- Requirements -
Check each line of the records for "name"; collect those that have it.
<<<<
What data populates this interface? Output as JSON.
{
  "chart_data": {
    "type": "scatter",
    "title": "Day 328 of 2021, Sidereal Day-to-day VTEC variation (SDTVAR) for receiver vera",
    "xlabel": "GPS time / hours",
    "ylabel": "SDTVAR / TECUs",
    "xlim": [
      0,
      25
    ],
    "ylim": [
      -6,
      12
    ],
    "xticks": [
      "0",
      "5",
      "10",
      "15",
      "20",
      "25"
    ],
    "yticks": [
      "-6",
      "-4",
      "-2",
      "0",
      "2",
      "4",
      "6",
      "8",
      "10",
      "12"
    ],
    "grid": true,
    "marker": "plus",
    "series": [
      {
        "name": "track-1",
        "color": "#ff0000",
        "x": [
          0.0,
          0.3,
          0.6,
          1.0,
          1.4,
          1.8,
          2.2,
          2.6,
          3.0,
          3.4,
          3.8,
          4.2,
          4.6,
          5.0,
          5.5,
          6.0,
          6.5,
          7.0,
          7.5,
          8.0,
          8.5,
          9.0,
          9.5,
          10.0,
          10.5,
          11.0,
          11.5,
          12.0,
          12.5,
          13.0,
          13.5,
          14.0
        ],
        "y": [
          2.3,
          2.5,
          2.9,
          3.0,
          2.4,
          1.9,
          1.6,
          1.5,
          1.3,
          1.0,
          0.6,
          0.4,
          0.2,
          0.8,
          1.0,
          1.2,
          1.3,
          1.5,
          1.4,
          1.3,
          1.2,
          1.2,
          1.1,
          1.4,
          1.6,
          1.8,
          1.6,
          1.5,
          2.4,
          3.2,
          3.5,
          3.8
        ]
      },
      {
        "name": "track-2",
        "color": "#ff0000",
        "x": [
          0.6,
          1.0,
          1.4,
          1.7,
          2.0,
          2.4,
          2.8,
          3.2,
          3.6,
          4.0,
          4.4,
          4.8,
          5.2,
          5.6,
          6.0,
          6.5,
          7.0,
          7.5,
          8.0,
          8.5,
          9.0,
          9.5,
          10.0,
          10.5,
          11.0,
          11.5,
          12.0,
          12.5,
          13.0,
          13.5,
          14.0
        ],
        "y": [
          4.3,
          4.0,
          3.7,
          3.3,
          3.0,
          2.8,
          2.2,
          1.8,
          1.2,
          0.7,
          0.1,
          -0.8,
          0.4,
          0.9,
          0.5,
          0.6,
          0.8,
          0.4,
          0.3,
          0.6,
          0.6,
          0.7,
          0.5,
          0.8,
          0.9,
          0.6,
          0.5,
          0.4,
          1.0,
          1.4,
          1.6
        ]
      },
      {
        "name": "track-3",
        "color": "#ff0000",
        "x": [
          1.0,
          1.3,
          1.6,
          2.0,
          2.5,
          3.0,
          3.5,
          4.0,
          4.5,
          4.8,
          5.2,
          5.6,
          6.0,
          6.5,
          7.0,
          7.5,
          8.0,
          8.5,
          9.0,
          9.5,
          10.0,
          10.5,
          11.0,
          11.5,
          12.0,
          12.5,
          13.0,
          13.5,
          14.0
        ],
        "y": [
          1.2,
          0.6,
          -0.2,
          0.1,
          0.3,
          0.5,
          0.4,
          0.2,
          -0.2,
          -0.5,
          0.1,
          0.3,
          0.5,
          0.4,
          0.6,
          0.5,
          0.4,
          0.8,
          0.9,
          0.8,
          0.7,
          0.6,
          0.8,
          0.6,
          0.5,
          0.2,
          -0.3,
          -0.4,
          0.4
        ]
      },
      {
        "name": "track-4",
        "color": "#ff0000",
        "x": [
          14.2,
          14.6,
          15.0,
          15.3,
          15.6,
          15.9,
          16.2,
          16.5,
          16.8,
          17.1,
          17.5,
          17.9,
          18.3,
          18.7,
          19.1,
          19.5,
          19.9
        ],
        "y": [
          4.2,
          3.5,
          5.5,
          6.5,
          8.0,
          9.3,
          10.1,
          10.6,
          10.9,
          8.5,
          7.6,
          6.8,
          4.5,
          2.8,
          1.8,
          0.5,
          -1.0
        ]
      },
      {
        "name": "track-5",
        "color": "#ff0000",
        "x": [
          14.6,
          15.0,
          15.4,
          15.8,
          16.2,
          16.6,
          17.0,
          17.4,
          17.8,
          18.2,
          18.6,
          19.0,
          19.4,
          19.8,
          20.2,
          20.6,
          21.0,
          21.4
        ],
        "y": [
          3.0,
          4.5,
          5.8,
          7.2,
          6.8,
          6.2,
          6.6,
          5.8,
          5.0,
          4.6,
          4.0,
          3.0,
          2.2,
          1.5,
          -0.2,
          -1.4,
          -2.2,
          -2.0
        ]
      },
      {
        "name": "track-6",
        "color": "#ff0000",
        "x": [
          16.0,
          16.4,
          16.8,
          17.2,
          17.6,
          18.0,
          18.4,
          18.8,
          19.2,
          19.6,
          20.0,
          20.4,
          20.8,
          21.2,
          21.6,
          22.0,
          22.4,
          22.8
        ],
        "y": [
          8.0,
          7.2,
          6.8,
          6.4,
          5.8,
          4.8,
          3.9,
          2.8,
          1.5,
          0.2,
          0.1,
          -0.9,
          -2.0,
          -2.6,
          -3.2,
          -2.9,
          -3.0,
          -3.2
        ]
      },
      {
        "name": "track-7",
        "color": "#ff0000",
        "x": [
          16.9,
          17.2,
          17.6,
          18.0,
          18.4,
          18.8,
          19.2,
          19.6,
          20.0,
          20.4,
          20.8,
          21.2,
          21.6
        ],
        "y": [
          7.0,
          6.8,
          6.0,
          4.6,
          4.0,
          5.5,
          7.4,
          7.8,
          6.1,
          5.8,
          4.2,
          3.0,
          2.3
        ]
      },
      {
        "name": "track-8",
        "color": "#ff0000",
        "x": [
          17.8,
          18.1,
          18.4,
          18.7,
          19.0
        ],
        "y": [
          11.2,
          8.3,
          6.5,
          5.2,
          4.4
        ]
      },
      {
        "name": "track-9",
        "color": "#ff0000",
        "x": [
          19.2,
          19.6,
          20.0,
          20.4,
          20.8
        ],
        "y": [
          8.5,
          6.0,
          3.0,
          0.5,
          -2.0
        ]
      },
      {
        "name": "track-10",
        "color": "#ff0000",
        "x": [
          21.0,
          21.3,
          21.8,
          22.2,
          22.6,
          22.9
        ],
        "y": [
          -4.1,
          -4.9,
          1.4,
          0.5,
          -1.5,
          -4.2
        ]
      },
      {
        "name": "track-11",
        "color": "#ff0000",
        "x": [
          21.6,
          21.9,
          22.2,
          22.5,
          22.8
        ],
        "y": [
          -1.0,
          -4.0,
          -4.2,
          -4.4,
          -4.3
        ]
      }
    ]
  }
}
>>>>
- Reply to the exercise -
        "name": "track-1",
        "name": "track-2",
        "name": "track-3",
        "name": "track-4",
        "name": "track-5",
        "name": "track-6",
        "name": "track-7",
        "name": "track-8",
        "name": "track-9",
        "name": "track-10",
        "name": "track-11",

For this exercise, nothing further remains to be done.